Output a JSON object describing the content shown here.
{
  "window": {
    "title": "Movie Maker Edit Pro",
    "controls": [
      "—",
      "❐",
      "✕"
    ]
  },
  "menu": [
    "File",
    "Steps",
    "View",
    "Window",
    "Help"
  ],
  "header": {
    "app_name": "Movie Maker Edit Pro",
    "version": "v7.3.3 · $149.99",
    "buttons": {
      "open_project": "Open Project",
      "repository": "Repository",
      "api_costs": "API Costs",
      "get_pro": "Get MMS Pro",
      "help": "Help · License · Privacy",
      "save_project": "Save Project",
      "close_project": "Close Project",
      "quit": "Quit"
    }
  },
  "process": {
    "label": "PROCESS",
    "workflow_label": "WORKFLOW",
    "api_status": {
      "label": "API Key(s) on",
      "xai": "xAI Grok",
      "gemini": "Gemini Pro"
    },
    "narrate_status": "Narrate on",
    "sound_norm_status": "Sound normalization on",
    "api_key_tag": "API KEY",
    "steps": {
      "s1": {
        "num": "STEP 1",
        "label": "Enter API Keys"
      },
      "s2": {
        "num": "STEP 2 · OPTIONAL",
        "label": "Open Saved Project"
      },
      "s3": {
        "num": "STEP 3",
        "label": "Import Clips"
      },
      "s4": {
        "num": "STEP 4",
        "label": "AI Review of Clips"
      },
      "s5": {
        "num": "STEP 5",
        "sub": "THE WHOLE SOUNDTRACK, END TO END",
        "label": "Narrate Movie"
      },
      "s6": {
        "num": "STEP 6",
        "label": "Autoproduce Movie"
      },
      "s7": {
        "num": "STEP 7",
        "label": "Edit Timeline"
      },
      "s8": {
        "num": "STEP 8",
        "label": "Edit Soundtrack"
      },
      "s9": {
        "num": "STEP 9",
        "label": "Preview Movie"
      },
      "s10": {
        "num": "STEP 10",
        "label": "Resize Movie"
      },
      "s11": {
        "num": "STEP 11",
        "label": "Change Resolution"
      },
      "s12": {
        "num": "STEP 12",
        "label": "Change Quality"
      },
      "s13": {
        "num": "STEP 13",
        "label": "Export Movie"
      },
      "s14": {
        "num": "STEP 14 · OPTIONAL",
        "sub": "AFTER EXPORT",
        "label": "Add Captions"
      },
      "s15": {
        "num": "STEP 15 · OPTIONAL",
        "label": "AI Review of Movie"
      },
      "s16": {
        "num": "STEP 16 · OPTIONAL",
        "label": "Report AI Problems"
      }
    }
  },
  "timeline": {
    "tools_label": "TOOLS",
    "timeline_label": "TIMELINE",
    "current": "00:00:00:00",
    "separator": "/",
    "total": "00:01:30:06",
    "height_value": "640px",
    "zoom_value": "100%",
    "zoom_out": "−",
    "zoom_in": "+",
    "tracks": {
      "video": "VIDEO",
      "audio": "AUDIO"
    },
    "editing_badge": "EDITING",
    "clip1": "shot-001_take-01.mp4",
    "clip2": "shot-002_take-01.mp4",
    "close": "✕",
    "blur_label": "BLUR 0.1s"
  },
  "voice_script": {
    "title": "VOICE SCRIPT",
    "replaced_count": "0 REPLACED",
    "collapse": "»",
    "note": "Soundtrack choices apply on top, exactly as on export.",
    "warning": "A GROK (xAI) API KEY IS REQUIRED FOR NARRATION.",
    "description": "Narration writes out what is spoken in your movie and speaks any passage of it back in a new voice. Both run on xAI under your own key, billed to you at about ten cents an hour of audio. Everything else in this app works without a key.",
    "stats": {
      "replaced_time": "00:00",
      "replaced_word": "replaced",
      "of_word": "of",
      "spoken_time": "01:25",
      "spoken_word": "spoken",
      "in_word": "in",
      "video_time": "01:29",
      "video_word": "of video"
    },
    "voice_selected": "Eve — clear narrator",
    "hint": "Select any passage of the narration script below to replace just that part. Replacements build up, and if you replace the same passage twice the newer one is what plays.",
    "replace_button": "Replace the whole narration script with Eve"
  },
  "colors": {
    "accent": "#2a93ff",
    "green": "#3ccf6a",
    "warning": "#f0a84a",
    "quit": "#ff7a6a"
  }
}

****************

Your objective:
Count up every line above that has the word "shot" in it; answer with the number alone.

Solution to the problem:
2